▶ **Job**
Copy all of the material below exactly.

▶ **Dataset extract**
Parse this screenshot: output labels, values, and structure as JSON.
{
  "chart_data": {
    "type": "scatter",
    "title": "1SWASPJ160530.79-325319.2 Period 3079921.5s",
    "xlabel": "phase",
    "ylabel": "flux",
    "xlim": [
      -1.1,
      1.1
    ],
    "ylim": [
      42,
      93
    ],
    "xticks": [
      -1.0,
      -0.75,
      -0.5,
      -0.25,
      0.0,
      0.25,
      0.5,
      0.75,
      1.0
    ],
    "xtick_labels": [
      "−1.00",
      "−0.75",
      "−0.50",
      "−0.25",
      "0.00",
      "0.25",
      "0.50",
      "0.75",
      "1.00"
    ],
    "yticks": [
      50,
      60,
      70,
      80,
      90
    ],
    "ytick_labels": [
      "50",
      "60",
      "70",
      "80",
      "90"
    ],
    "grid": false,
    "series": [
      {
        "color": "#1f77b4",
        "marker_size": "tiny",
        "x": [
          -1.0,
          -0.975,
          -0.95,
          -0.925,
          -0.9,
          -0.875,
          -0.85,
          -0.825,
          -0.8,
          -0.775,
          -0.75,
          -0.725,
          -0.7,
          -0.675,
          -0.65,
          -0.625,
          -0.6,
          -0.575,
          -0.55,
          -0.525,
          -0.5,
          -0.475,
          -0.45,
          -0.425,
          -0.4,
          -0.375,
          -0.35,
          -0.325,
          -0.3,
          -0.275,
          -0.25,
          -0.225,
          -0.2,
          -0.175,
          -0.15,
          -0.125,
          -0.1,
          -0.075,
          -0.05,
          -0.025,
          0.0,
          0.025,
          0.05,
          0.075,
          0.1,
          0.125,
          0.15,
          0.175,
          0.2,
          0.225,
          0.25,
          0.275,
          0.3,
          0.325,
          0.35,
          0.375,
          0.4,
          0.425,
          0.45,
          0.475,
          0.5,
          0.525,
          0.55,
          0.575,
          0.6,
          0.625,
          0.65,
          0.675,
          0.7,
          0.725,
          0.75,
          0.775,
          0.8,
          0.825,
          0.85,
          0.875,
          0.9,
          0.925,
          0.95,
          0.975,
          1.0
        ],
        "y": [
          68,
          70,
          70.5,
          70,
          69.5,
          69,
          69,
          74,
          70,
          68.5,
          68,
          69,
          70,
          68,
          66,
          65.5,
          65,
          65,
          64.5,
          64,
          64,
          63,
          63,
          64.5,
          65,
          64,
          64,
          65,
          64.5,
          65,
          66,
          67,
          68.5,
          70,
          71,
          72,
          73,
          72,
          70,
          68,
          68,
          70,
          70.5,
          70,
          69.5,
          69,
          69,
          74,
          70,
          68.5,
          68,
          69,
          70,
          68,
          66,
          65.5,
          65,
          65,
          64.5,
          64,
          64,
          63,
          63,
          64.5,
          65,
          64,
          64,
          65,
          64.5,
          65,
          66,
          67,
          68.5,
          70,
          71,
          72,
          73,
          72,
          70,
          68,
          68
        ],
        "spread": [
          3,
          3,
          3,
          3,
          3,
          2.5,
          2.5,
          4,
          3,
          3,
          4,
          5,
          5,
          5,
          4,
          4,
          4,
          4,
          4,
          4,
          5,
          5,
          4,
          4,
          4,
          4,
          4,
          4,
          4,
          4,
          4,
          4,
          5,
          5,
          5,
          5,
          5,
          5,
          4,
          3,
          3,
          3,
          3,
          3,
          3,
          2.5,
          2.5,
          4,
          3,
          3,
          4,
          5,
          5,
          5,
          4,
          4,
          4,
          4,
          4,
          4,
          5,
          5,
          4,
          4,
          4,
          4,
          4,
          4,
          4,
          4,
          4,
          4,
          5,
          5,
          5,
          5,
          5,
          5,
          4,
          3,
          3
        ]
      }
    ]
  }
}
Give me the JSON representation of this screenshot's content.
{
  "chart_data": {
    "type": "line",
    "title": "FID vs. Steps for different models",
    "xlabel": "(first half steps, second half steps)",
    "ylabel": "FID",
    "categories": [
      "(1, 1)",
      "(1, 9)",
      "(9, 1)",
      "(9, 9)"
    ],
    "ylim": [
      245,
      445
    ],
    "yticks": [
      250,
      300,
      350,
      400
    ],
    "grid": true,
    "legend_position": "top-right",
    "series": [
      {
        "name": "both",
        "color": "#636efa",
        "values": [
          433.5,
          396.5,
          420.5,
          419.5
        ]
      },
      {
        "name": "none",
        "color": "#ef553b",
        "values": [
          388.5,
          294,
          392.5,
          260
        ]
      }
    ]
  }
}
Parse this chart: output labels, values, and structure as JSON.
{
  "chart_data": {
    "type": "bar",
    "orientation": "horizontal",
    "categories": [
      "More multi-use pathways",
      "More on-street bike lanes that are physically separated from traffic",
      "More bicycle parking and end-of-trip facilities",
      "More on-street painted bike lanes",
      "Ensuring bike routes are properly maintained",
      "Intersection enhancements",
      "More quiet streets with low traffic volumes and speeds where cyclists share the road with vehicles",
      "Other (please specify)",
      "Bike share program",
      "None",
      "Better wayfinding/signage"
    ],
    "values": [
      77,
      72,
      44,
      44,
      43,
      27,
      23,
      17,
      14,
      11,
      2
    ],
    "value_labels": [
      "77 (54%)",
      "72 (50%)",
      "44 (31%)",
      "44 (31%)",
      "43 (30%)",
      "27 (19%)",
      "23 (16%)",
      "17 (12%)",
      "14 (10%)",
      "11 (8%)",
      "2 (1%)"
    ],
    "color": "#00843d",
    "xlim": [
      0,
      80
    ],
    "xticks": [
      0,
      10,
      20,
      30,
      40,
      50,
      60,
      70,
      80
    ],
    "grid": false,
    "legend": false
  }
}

▶ **Written reply**
Parse this screenshot: output labels, values, and structure as JSON.
{
  "chart_data": {
    "type": "scatter",
    "title": "1SWASPJ160530.79-325319.2 Period 3079921.5s",
    "xlabel": "phase",
    "ylabel": "flux",
    "xlim": [
      -1.1,
      1.1
    ],
    "ylim": [
      42,
      93
    ],
    "xticks": [
      -1.0,
      -0.75,
      -0.5,
      -0.25,
      0.0,
      0.25,
      0.5,
      0.75,
      1.0
    ],
    "xtick_labels": [
      "−1.00",
      "−0.75",
      "−0.50",
      "−0.25",
      "0.00",
      "0.25",
      "0.50",
      "0.75",
      "1.00"
    ],
    "yticks": [
      50,
      60,
      70,
      80,
      90
    ],
    "ytick_labels": [
      "50",
      "60",
      "70",
      "80",
      "90"
    ],
    "grid": false,
    "series": [
      {
        "color": "#1f77b4",
        "marker_size": "tiny",
        "x": [
          -1.0,
          -0.975,
          -0.95,
          -0.925,
          -0.9,
          -0.875,
          -0.85,
          -0.825,
          -0.8,
          -0.775,
          -0.75,
          -0.725,
          -0.7,
          -0.675,
          -0.65,
          -0.625,
          -0.6,
          -0.575,
          -0.55,
          -0.525,
          -0.5,
          -0.475,
          -0.45,
          -0.425,
          -0.4,
          -0.375,
          -0.35,
          -0.325,
          -0.3,
          -0.275,
          -0.25,
          -0.225,
          -0.2,
          -0.175,
          -0.15,
          -0.125,
          -0.1,
          -0.075,
          -0.05,
          -0.025,
          0.0,
          0.025,
          0.05,
          0.075,
          0.1,
          0.125,
          0.15,
          0.175,
          0.2,
          0.225,
          0.25,
          0.275,
          0.3,
          0.325,
          0.35,
          0.375,
          0.4,
          0.425,
          0.45,
          0.475,
          0.5,
          0.525,
          0.55,
          0.575,
          0.6,
          0.625,
          0.65,
          0.675,
          0.7,
          0.725,
          0.75,
          0.775,
          0.8,
          0.825,
          0.85,
          0.875,
          0.9,
          0.925,
          0.95,
          0.975,
          1.0
        ],
        "y": [
          68,
          70,
          70.5,
          70,
          69.5,
          69,
          69,
          74,
          70,
          68.5,
          68,
          69,
          70,
          68,
          66,
          65.5,
          65,
          65,
          64.5,
          64,
          64,
          63,
          63,
          64.5,
          65,
          64,
          64,
          65,
          64.5,
          65,
          66,
          67,
          68.5,
          70,
          71,
          72,
          73,
          72,
          70,
          68,
          68,
          70,
          70.5,
          70,
          69.5,
          69,
          69,
          74,
          70,
          68.5,
          68,
          69,
          70,
          68,
          66,
          65.5,
          65,
          65,
          64.5,
          64,
          64,
          63,
          63,
          64.5,
          65,
          64,
          64,
          65,
          64.5,
          65,
          66,
          67,
          68.5,
          70,
          71,
          72,
          73,
          72,
          70,
          68,
          68
        ],
        "spread": [
          3,
          3,
          3,
          3,
          3,
          2.5,
          2.5,
          4,
          3,
          3,
          4,
          5,
          5,
          5,
          4,
          4,
          4,
          4,
          4,
          4,
          5,
          5,
          4,
          4,
          4,
          4,
          4,
          4,
          4,
          4,
          4,
          4,
          5,
          5,
          5,
          5,
          5,
          5,
          4,
          3,
          3,
          3,
          3,
          3,
          3,
          2.5,
          2.5,
          4,
          3,
          3,
          4,
          5,
          5,
          5,
          4,
          4,
          4,
          4,
          4,
          4,
          5,
          5,
          4,
          4,
          4,
          4,
          4,
          4,
          4,
          4,
          4,
          4,
          5,
          5,
          5,
          5,
          5,
          5,
          4,
          3,
          3
        ]
      }
    ]
  }
}
Give me the JSON representation of this screenshot's content.
{
  "chart_data": {
    "type": "line",
    "title": "FID vs. Steps for different models",
    "xlabel": "(first half steps, second half steps)",
    "ylabel": "FID",
    "categories": [
      "(1, 1)",
      "(1, 9)",
      "(9, 1)",
      "(9, 9)"
    ],
    "ylim": [
      245,
      445
    ],
    "yticks": [
      250,
      300,
      350,
      400
    ],
    "grid": true,
    "legend_position": "top-right",
    "series": [
      {
        "name": "both",
        "color": "#636efa",
        "values": [
          433.5,
          396.5,
          420.5,
          419.5
        ]
      },
      {
        "name": "none",
        "color": "#ef553b",
        "values": [
          388.5,
          294,
          392.5,
          260
        ]
      }
    ]
  }
}
Parse this chart: output labels, values, and structure as JSON.
{
  "chart_data": {
    "type": "bar",
    "orientation": "horizontal",
    "categories": [
      "More multi-use pathways",
      "More on-street bike lanes that are physically separated from traffic",
      "More bicycle parking and end-of-trip facilities",
      "More on-street painted bike lanes",
      "Ensuring bike routes are properly maintained",
      "Intersection enhancements",
      "More quiet streets with low traffic volumes and speeds where cyclists share the road with vehicles",
      "Other (please specify)",
      "Bike share program",
      "None",
      "Better wayfinding/signage"
    ],
    "values": [
      77,
      72,
      44,
      44,
      43,
      27,
      23,
      17,
      14,
      11,
      2
    ],
    "value_labels": [
      "77 (54%)",
      "72 (50%)",
      "44 (31%)",
      "44 (31%)",
      "43 (30%)",
      "27 (19%)",
      "23 (16%)",
      "17 (12%)",
      "14 (10%)",
      "11 (8%)",
      "2 (1%)"
    ],
    "color": "#00843d",
    "xlim": [
      0,
      80
    ],
    "xticks": [
      0,
      10,
      20,
      30,
      40,
      50,
      60,
      70,
      80
    ],
    "grid": false,
    "legend": false
  }
}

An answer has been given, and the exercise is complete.